• **Problem to solve**:
Reproduce the records character for character, beginning with their first line and going on through the line that contains "248, 198, 266]", with both of those lines included.

• **Rows**:
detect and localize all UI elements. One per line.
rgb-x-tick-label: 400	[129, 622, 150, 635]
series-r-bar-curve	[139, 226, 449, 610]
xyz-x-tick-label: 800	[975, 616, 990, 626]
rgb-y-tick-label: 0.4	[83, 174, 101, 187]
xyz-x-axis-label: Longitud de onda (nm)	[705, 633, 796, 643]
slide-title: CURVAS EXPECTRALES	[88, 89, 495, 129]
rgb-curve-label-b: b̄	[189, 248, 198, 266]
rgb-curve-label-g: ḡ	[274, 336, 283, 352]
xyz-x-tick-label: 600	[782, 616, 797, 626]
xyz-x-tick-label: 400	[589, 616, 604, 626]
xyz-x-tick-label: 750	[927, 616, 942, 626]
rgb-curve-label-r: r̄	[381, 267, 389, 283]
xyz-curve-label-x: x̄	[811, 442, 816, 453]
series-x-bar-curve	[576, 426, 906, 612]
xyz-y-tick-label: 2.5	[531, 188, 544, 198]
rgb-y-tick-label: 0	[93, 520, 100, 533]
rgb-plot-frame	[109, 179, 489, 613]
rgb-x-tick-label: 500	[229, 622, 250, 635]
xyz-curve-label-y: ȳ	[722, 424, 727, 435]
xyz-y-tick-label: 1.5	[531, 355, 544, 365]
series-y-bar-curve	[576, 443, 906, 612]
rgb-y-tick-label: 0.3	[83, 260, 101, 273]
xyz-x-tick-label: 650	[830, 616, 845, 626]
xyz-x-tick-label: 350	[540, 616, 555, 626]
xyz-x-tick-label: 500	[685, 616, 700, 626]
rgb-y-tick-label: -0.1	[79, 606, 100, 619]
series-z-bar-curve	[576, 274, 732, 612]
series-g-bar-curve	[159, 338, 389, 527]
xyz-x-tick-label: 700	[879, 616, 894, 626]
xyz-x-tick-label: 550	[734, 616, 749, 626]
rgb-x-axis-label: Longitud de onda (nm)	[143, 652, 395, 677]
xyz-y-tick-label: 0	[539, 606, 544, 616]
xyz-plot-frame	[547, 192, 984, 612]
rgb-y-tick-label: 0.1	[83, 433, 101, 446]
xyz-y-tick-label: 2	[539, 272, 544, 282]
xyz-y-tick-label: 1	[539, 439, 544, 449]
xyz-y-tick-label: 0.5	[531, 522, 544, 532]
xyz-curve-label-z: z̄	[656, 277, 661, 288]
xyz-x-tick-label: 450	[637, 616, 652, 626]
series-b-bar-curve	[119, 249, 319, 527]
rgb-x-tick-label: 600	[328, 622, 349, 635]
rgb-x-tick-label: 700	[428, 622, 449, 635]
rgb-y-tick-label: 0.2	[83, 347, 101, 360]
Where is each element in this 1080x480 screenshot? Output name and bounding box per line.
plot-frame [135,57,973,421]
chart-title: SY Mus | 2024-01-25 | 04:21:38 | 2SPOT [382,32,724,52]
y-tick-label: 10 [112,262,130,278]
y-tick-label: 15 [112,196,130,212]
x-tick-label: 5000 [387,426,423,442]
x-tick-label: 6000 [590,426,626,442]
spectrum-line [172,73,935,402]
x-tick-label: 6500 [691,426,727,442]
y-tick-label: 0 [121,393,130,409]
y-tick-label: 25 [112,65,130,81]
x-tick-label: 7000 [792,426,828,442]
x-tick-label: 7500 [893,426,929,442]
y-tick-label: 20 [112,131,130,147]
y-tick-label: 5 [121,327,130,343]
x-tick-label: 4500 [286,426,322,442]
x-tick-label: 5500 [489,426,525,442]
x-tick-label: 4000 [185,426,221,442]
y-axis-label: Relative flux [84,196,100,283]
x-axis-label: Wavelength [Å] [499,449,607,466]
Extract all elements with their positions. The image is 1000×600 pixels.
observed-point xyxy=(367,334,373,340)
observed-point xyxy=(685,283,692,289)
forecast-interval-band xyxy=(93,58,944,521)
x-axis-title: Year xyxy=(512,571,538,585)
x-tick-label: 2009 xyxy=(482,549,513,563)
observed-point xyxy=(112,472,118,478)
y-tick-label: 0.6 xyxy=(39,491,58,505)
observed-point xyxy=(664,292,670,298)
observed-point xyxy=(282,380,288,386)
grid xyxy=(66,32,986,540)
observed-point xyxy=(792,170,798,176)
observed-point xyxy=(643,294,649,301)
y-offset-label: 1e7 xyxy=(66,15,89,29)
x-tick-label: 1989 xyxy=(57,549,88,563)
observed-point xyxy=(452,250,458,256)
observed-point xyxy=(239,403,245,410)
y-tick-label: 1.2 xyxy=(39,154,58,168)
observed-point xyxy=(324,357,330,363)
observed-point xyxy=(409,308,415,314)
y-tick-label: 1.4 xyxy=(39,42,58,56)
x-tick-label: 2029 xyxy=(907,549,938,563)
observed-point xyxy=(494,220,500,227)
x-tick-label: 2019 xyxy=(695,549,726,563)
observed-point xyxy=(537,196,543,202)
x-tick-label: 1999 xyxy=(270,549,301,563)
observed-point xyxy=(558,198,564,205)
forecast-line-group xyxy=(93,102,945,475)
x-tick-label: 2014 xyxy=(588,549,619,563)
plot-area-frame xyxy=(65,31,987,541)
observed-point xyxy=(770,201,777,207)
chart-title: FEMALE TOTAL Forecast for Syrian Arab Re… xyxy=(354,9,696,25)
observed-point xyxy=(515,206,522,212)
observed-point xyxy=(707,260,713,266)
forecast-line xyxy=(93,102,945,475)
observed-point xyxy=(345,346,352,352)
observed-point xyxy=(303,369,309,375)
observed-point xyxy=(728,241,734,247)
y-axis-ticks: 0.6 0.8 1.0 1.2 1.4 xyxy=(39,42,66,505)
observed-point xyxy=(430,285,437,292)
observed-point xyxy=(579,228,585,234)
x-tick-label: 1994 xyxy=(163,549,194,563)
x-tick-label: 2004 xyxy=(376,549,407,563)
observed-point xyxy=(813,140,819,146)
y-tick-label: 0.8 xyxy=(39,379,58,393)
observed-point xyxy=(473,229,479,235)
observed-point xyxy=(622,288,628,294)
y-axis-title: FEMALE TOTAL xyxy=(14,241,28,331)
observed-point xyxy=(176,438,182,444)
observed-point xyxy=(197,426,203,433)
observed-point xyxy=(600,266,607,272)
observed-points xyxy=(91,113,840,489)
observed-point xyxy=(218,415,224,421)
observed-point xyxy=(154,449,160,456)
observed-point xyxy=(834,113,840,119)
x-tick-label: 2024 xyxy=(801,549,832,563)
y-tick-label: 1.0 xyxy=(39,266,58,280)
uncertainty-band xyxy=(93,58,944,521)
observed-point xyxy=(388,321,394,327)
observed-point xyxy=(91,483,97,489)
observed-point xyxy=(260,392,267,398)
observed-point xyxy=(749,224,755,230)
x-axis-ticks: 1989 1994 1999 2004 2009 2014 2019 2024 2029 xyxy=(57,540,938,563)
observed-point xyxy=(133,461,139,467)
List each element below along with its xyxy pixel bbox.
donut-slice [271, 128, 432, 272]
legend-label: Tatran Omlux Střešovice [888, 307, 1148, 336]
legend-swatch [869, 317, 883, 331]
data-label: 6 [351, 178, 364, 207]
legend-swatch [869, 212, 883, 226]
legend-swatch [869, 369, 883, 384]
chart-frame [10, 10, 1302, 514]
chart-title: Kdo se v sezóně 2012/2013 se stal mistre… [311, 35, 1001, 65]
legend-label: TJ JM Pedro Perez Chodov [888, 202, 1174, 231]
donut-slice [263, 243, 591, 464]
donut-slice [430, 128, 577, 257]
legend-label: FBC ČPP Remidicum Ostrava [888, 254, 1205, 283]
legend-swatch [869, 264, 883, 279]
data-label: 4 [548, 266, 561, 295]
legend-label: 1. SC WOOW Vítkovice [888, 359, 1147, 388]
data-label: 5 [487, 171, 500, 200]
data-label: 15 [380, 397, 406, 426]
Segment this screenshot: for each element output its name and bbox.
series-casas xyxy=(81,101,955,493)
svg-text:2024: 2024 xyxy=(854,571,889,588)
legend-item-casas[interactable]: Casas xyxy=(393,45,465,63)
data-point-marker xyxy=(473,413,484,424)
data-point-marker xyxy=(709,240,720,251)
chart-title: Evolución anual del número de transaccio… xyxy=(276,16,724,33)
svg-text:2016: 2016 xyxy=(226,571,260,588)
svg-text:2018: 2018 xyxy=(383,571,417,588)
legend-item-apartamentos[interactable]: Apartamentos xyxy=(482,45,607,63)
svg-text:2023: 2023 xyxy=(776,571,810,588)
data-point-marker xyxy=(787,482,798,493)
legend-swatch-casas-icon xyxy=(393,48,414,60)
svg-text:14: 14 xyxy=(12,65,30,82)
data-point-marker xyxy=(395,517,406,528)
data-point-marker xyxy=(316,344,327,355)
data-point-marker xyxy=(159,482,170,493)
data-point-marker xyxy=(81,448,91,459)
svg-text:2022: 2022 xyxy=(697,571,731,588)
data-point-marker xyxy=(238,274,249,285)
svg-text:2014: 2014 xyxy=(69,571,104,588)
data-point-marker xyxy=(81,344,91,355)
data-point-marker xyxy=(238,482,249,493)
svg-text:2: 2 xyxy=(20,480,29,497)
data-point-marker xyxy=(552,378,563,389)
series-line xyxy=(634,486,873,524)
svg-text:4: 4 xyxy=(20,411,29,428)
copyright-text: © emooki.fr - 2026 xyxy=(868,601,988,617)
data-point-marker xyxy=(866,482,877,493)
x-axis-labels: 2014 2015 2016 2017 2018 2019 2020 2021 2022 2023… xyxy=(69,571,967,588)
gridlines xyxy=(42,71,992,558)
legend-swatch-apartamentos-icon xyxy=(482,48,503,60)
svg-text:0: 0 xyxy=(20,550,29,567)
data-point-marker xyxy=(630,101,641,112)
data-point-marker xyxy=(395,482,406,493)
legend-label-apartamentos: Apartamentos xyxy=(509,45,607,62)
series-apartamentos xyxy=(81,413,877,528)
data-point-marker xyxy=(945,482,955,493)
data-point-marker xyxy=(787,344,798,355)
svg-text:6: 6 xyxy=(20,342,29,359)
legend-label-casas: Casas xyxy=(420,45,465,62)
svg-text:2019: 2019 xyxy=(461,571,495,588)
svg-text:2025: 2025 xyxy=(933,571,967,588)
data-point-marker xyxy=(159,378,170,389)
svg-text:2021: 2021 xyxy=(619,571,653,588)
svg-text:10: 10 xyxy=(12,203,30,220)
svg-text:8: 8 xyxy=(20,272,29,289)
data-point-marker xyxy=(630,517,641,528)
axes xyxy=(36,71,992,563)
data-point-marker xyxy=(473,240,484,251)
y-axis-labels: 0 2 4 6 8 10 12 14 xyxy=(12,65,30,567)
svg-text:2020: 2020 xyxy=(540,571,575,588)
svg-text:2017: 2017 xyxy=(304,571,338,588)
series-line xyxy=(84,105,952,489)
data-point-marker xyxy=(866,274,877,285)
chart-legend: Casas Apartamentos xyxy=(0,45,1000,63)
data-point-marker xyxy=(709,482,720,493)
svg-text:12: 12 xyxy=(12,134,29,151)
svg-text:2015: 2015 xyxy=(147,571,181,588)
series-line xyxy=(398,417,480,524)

• **Solved problem**:
detect and localize all UI elements. One per line.
rgb-x-tick-label: 400	[129, 622, 150, 635]
series-r-bar-curve	[139, 226, 449, 610]
xyz-x-tick-label: 800	[975, 616, 990, 626]
rgb-y-tick-label: 0.4	[83, 174, 101, 187]
xyz-x-axis-label: Longitud de onda (nm)	[705, 633, 796, 643]
slide-title: CURVAS EXPECTRALES	[88, 89, 495, 129]
rgb-curve-label-b: b̄	[189, 248, 198, 266]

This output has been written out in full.